== PROBLEM DETAILS ==
Go through the entries below and collect each line with the string "среднего" in it.

:: SUPPLIED RECORDS

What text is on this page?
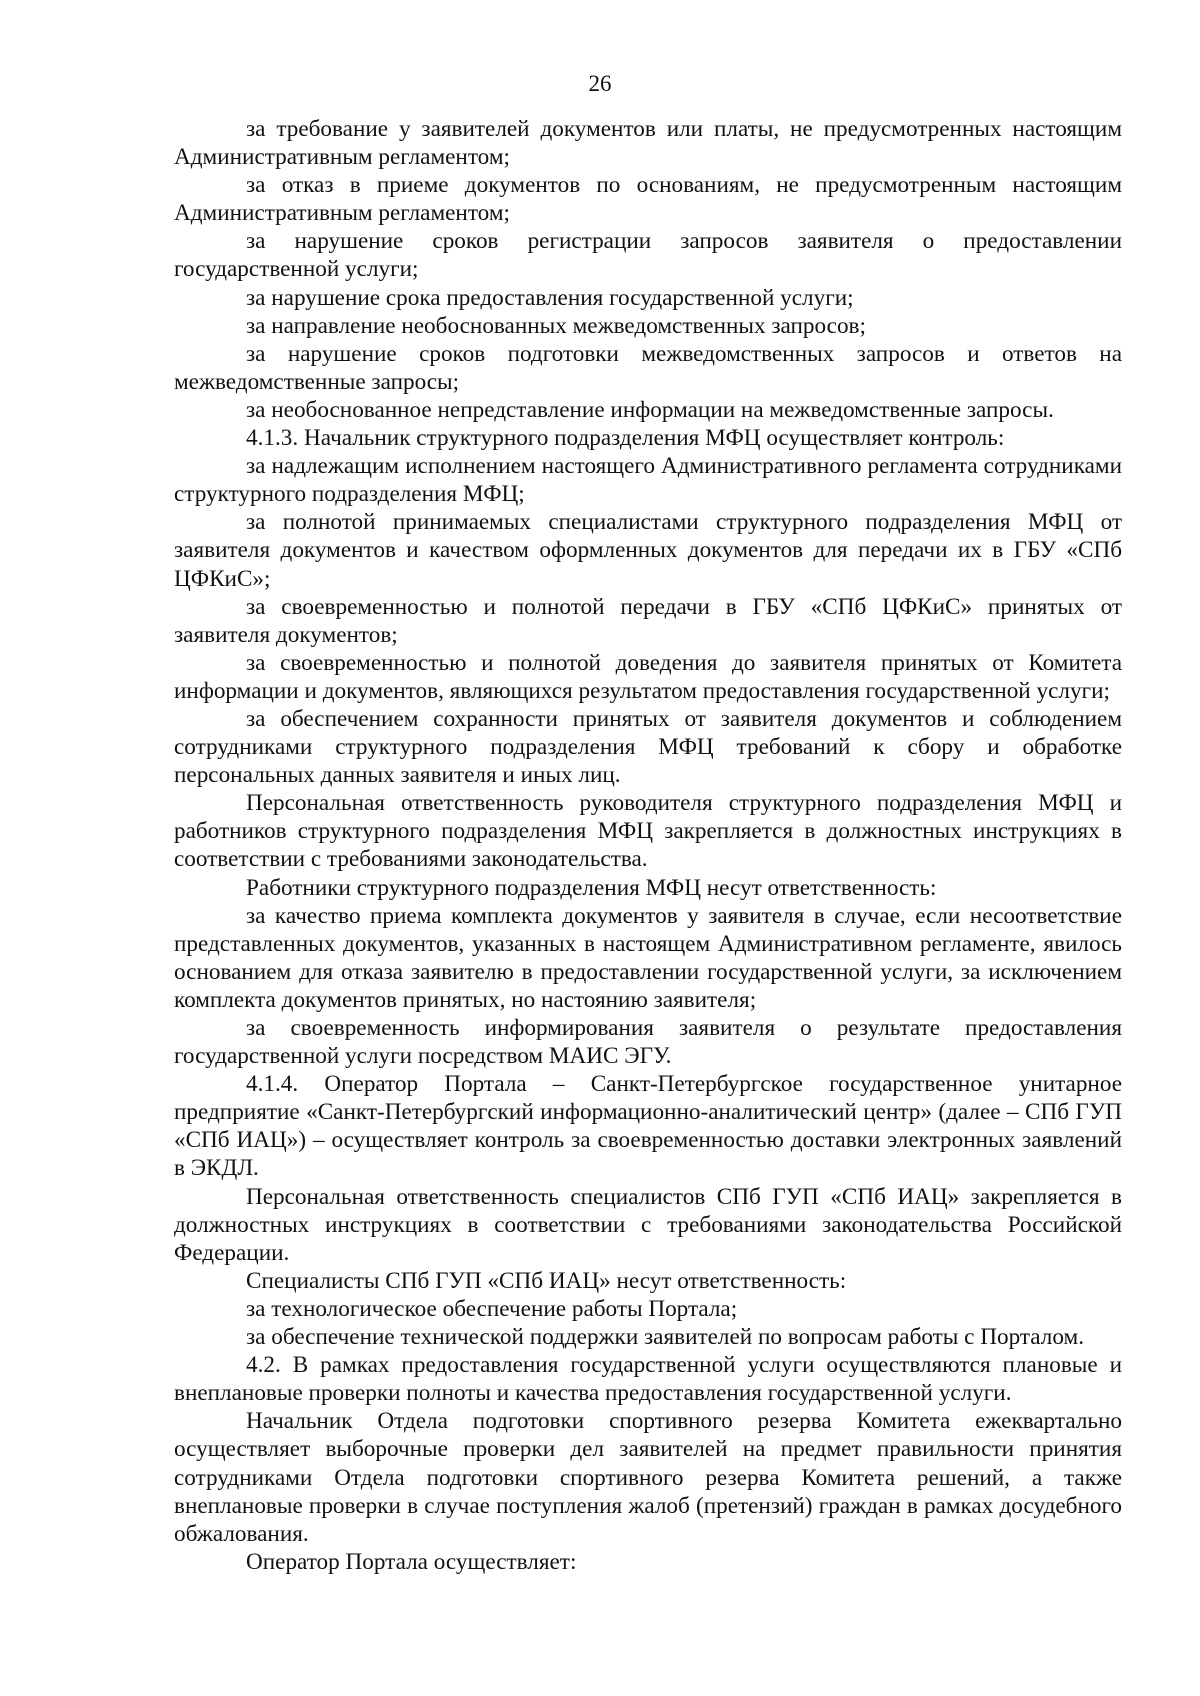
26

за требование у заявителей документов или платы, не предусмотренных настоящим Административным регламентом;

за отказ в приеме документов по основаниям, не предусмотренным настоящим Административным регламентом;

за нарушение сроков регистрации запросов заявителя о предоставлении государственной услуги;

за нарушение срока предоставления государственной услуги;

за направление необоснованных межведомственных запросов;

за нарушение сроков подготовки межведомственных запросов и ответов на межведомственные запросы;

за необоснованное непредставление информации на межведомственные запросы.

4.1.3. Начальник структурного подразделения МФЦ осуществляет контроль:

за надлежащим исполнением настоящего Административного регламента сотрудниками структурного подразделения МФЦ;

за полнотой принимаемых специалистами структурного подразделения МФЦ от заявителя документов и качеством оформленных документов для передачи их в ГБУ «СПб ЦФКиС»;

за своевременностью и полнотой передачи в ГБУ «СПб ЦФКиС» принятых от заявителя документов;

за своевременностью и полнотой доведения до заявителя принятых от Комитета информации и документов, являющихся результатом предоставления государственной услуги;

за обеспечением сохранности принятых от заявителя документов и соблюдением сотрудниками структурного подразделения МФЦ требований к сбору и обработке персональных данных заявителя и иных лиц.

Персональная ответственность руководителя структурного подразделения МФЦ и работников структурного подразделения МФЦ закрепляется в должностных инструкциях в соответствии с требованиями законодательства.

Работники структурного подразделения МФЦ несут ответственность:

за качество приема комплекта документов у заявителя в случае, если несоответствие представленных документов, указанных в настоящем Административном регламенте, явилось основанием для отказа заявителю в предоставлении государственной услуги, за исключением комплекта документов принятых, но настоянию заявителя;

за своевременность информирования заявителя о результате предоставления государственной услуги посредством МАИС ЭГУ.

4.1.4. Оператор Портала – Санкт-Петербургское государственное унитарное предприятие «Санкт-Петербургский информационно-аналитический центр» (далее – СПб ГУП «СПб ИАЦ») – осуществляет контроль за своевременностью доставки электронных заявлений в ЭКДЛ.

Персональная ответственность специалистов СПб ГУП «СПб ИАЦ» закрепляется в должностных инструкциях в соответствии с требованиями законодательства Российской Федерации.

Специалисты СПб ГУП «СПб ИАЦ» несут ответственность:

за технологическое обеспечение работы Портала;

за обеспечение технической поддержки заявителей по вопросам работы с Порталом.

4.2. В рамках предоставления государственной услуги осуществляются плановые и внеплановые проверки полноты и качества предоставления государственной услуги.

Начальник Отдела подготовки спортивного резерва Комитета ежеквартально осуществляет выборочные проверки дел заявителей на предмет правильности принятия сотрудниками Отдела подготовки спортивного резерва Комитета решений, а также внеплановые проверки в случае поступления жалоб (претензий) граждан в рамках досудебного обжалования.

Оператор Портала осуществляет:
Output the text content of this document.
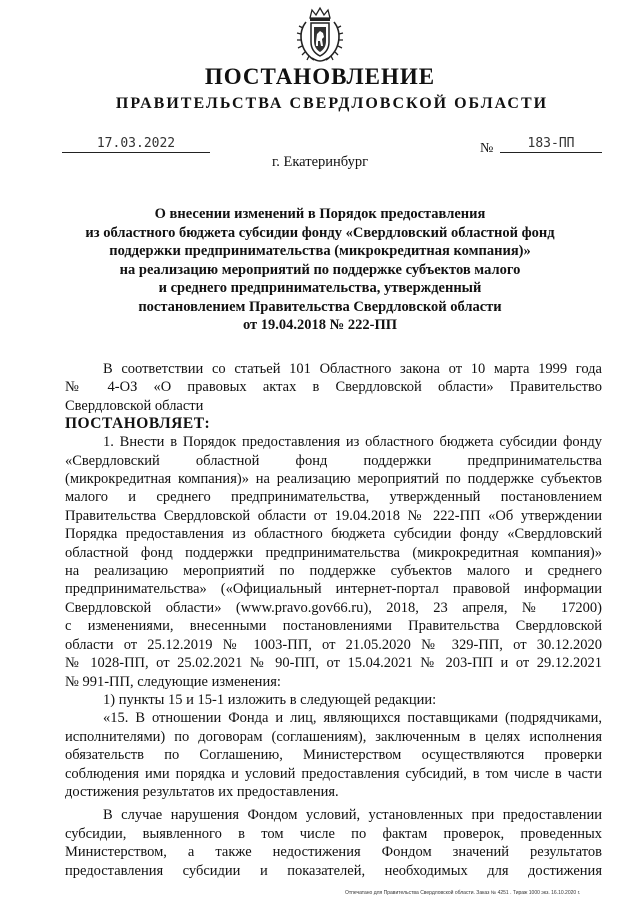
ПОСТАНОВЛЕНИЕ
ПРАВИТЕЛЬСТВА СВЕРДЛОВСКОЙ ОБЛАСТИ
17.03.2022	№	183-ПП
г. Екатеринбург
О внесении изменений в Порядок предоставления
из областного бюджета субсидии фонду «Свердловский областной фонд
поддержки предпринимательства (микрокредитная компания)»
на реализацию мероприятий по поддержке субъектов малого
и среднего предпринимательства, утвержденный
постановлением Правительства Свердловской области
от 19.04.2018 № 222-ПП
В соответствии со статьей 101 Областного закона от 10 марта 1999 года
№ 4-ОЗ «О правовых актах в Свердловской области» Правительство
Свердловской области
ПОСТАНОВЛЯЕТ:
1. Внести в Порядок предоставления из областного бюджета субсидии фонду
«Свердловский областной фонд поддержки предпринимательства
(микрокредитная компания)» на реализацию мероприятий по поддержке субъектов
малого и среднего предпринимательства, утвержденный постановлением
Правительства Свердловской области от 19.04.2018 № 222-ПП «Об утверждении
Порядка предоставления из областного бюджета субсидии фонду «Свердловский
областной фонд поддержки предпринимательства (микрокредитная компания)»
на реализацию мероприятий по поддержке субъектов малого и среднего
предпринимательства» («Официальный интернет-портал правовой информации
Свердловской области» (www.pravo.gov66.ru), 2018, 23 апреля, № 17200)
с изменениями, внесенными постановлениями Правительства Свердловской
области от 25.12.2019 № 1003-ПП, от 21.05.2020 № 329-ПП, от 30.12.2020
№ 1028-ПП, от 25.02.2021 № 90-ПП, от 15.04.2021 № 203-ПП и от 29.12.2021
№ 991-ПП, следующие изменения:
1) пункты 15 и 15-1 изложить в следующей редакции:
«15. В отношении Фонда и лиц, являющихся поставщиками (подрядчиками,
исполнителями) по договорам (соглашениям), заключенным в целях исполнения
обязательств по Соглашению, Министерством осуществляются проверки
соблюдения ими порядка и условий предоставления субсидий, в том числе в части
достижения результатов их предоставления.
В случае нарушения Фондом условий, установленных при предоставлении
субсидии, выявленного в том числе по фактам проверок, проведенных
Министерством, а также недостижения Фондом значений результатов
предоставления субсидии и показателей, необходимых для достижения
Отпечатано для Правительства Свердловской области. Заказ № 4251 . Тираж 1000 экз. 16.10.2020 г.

::::

== REPLY ==
и среднего предпринимательства, утвержденный
малого и среднего предпринимательства, утвержденный постановлением
на реализацию мероприятий по поддержке субъектов малого и среднего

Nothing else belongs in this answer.